● **Exercise**
Your job is to retype all of the data word for word, leaving every image out.

● **Exercise input**
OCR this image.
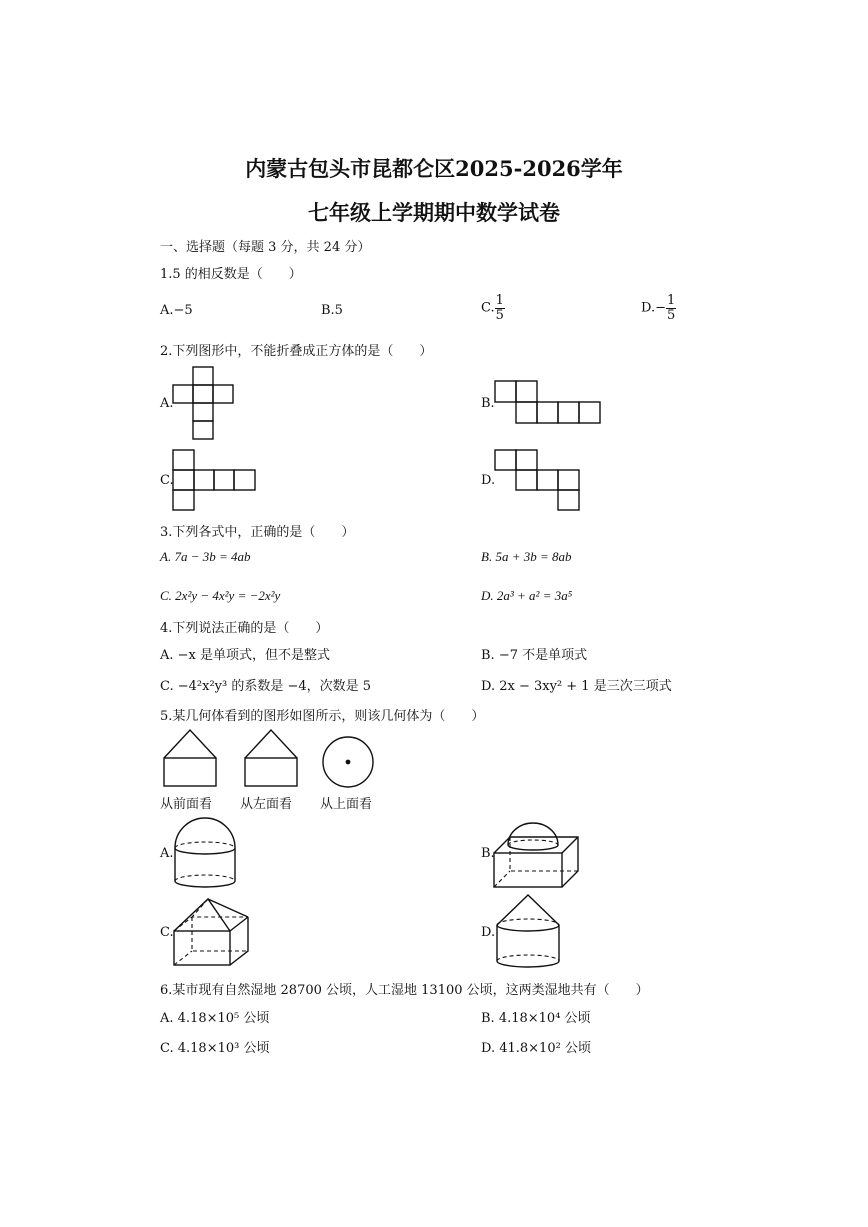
内蒙古包头市昆都仑区2025-2026学年
七年级上学期期中数学试卷
一、选择题（每题 3 分，共 24 分）
1.5 的相反数是（　　）
A.−5	B.5	C. $\frac{1}{5}$	$D.- \frac{1}{5}$
2.下列图形中，不能折叠成正方体的是（　　）
A.	B.
C.	D.
3.下列各式中，正确的是（　　）
A. 7a − 3b = 4ab	B. 5a + 3b = 8ab
C. 2x²y − 4x²y = −2x²y	D. 2a³ + a² = 3a⁵
4.下列说法正确的是（　　）
A. −x 是单项式，但不是整式	B. −7 不是单项式
C. −4²x²y³ 的系数是 −4，次数是 5	D. 2x − 3xy² + 1 是三次三项式
5.某几何体看到的图形如图所示，则该几何体为（　　）
从前面看 从左面看 从上面看
A.	B.
C.	D.
6.某市现有自然湿地 28700 公顷，人工湿地 13100 公顷，这两类湿地共有（　　）
A. 4.18×10⁵ 公顷	B. 4.18×10⁴ 公顷
C. 4.18×10³ 公顷	D. 41.8×10² 公顷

● **Solution**
OCR this image.
内蒙古包头市昆都仑区2025-2026学年
七年级上学期期中数学试卷
一、选择题（每题 3 分，共 24 分）
1.5 的相反数是（　　）
A.−5	B.5	C. $\frac{1}{5}$	$D.- \frac{1}{5}$
2.下列图形中，不能折叠成正方体的是（　　）
A.	B.
C.	D.
3.下列各式中，正确的是（　　）
A. 7a − 3b = 4ab	B. 5a + 3b = 8ab
C. 2x²y − 4x²y = −2x²y	D. 2a³ + a² = 3a⁵
4.下列说法正确的是（　　）
A. −x 是单项式，但不是整式	B. −7 不是单项式
C. −4²x²y³ 的系数是 −4，次数是 5	D. 2x − 3xy² + 1 是三次三项式
5.某几何体看到的图形如图所示，则该几何体为（　　）
从前面看 从左面看 从上面看
A.	B.
C.	D.
6.某市现有自然湿地 28700 公顷，人工湿地 13100 公顷，这两类湿地共有（　　）
A. 4.18×10⁵ 公顷	B. 4.18×10⁴ 公顷
C. 4.18×10³ 公顷	D. 41.8×10² 公顷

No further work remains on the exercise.